• **Given task**: Quote all of the data that follows exactly as written, skipping the images.

::: Given data

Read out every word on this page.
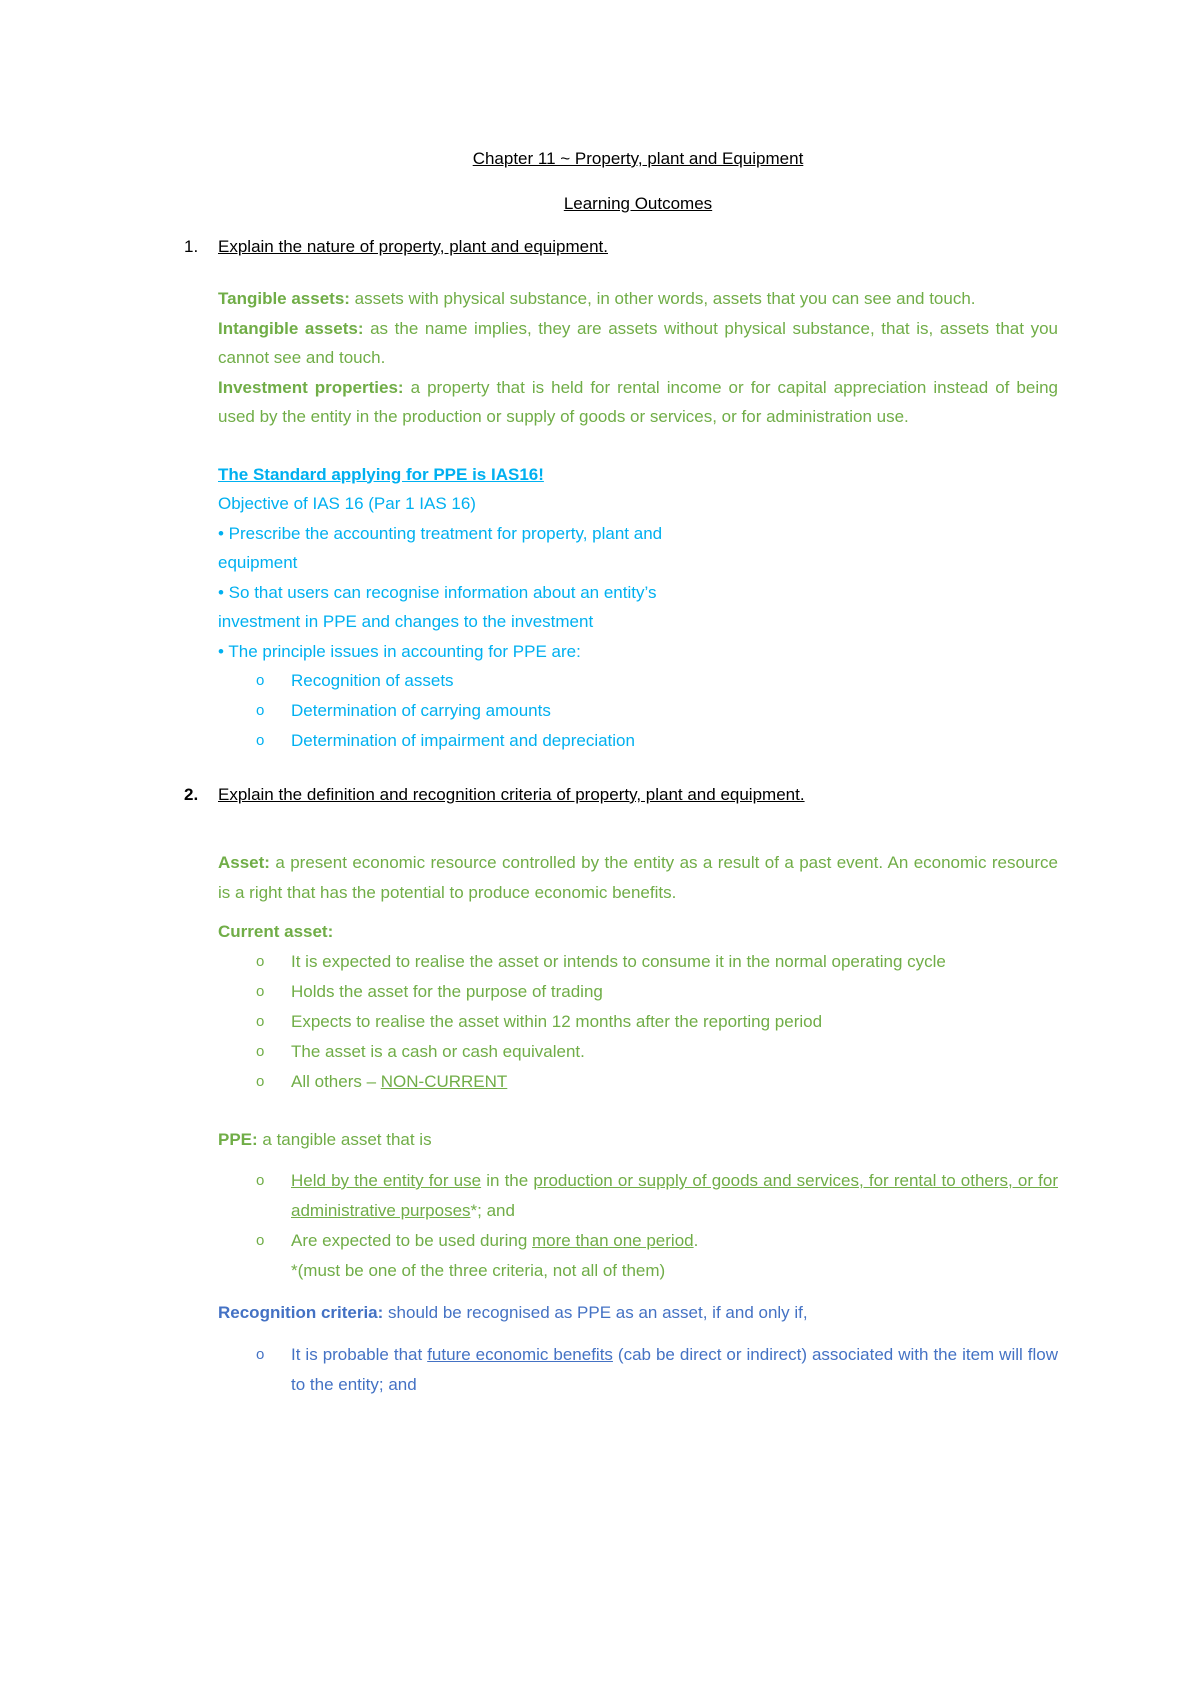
Chapter 11 ~ Property, plant and Equipment
Learning Outcomes
1.	Explain the nature of property, plant and equipment.
Tangible assets: assets with physical substance, in other words, assets that you can see and touch.
Intangible assets: as the name implies, they are assets without physical substance, that is, assets that you cannot see and touch.
Investment properties: a property that is held for rental income or for capital appreciation instead of being used by the entity in the production or supply of goods or services, or for administration use.
The Standard applying for PPE is IAS16!
Objective of IAS 16 (Par 1 IAS 16)
• Prescribe the accounting treatment for property, plant and
equipment
• So that users can recognise information about an entity’s
investment in PPE and changes to the investment
• The principle issues in accounting for PPE are:
o Recognition of assets
o Determination of carrying amounts
o Determination of impairment and depreciation
2.	Explain the definition and recognition criteria of property, plant and equipment.
Asset: a present economic resource controlled by the entity as a result of a past event. An economic resource is a right that has the potential to produce economic benefits.
Current asset:
o It is expected to realise the asset or intends to consume it in the normal operating cycle
o Holds the asset for the purpose of trading
o Expects to realise the asset within 12 months after the reporting period
o The asset is a cash or cash equivalent.
o All others – NON-CURRENT
PPE: a tangible asset that is
o Held by the entity for use in the production or supply of goods and services, for rental to others, or for administrative purposes*; and
o Are expected to be used during more than one period.
*(must be one of the three criteria, not all of them)
Recognition criteria: should be recognised as PPE as an asset, if and only if,
o It is probable that future economic benefits (cab be direct or indirect) associated with the item will flow to the entity; and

::::::

• **Result for this exercise**:
Read out every word on this page.
Chapter 11 ~ Property, plant and Equipment
Learning Outcomes
1.	Explain the nature of property, plant and equipment.
Tangible assets: assets with physical substance, in other words, assets that you can see and touch.
Intangible assets: as the name implies, they are assets without physical substance, that is, assets that you cannot see and touch.
Investment properties: a property that is held for rental income or for capital appreciation instead of being used by the entity in the production or supply of goods or services, or for administration use.
The Standard applying for PPE is IAS16!
Objective of IAS 16 (Par 1 IAS 16)
• Prescribe the accounting treatment for property, plant and
equipment
• So that users can recognise information about an entity’s
investment in PPE and changes to the investment
• The principle issues in accounting for PPE are:
o Recognition of assets
o Determination of carrying amounts
o Determination of impairment and depreciation
2.	Explain the definition and recognition criteria of property, plant and equipment.
Asset: a present economic resource controlled by the entity as a result of a past event. An economic resource is a right that has the potential to produce economic benefits.
Current asset:
o It is expected to realise the asset or intends to consume it in the normal operating cycle
o Holds the asset for the purpose of trading
o Expects to realise the asset within 12 months after the reporting period
o The asset is a cash or cash equivalent.
o All others – NON-CURRENT
PPE: a tangible asset that is
o Held by the entity for use in the production or supply of goods and services, for rental to others, or for administrative purposes*; and
o Are expected to be used during more than one period.
*(must be one of the three criteria, not all of them)
Recognition criteria: should be recognised as PPE as an asset, if and only if,
o It is probable that future economic benefits (cab be direct or indirect) associated with the item will flow to the entity; and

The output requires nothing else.